Instructions for the task: Reproduce, without any change, everything from the start of the data down to the line containing "summary-task-bar[interactable]: [1259, 980, 1402, 992]", including that line.

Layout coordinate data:
* Start *

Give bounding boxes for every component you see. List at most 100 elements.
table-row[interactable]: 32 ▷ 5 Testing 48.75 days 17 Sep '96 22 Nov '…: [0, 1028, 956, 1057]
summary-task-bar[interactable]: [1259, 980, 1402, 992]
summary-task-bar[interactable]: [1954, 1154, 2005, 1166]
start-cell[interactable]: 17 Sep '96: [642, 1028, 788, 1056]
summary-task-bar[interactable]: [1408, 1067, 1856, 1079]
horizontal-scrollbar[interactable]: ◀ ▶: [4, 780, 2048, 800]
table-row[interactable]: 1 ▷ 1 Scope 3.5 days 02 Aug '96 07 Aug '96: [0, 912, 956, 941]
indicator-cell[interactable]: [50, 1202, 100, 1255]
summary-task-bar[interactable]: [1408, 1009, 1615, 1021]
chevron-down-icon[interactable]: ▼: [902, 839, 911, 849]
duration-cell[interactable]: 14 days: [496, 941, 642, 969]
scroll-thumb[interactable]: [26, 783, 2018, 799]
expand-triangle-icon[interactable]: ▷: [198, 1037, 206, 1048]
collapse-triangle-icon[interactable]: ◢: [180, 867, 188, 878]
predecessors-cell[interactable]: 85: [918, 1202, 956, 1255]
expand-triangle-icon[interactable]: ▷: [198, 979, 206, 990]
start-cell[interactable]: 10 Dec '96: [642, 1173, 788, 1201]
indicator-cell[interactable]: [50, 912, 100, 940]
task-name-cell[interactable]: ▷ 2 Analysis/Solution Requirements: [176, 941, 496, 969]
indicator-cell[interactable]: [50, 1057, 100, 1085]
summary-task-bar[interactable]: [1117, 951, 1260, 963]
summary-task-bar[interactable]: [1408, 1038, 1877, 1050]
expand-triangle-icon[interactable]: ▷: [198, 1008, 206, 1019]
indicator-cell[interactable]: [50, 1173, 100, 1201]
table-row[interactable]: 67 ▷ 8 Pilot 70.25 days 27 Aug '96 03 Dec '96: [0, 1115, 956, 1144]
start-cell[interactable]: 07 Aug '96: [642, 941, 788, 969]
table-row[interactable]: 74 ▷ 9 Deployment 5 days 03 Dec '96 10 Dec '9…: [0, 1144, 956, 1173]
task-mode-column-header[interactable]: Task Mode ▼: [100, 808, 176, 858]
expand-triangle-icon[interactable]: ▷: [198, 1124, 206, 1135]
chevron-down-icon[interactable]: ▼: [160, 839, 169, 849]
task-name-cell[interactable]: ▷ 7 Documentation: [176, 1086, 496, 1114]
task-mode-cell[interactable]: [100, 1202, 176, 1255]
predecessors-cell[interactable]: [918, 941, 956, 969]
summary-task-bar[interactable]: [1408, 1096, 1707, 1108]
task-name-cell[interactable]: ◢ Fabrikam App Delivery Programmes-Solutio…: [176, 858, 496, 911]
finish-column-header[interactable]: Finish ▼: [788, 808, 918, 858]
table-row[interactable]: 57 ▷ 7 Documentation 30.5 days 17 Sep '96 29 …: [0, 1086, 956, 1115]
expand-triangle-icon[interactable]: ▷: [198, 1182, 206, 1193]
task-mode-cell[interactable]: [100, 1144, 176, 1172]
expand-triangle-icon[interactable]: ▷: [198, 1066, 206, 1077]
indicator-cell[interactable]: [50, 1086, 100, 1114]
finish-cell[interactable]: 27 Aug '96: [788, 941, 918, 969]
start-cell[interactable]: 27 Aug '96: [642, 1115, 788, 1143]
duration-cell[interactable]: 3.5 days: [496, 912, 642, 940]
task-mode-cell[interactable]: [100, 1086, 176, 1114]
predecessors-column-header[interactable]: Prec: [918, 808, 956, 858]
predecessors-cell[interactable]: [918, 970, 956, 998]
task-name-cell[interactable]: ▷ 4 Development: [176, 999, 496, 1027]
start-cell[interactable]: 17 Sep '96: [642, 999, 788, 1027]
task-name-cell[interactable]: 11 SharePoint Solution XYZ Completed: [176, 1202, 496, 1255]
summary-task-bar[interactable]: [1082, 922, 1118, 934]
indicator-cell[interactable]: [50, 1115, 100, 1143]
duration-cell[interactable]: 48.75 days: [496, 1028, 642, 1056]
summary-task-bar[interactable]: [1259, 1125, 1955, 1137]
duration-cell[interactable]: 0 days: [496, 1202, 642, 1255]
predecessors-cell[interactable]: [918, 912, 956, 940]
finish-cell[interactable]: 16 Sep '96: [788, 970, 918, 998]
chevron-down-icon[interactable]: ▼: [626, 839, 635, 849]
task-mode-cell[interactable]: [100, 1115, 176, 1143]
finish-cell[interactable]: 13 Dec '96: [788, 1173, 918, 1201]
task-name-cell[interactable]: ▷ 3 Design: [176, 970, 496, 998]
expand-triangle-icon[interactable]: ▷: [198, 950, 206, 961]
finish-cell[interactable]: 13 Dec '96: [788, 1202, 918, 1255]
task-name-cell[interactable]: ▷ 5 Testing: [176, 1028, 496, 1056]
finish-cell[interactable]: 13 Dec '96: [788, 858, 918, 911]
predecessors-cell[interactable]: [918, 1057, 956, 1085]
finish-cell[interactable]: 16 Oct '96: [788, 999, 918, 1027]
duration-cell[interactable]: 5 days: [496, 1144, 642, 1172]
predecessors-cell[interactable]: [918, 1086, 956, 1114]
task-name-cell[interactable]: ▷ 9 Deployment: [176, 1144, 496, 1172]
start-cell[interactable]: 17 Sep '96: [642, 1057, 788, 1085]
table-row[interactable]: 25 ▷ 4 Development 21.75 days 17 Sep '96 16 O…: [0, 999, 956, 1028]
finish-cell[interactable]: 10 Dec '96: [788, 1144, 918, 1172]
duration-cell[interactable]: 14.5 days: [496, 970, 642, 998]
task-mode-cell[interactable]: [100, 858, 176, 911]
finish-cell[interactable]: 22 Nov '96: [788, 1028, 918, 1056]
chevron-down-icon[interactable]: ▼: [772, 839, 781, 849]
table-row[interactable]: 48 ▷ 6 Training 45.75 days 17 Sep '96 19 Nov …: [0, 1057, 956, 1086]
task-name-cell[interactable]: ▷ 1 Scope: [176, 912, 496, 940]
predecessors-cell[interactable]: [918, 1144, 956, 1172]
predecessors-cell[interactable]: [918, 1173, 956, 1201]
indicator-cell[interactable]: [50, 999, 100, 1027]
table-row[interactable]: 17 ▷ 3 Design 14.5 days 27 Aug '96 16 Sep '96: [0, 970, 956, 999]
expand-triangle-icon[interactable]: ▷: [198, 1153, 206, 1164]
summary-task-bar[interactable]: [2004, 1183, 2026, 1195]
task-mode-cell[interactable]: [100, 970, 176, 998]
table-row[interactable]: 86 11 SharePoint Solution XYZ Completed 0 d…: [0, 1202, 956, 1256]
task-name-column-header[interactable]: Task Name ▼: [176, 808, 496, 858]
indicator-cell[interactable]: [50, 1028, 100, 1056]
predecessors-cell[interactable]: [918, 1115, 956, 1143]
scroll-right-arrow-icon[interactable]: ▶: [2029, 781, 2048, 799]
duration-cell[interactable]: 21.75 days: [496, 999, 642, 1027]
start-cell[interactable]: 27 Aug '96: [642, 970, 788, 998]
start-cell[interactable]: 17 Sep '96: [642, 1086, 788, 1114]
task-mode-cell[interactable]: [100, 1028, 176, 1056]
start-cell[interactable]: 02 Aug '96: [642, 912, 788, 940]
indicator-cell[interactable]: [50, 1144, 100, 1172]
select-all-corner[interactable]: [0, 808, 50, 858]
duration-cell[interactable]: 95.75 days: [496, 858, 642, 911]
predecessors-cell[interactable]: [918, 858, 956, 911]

* End *

Expected output:
Give bounding boxes for every component you see. List at most 100 elements.
table-row[interactable]: 32 ▷ 5 Testing 48.75 days 17 Sep '96 22 Nov '…: [0, 1028, 956, 1057]
summary-task-bar[interactable]: [1259, 980, 1402, 992]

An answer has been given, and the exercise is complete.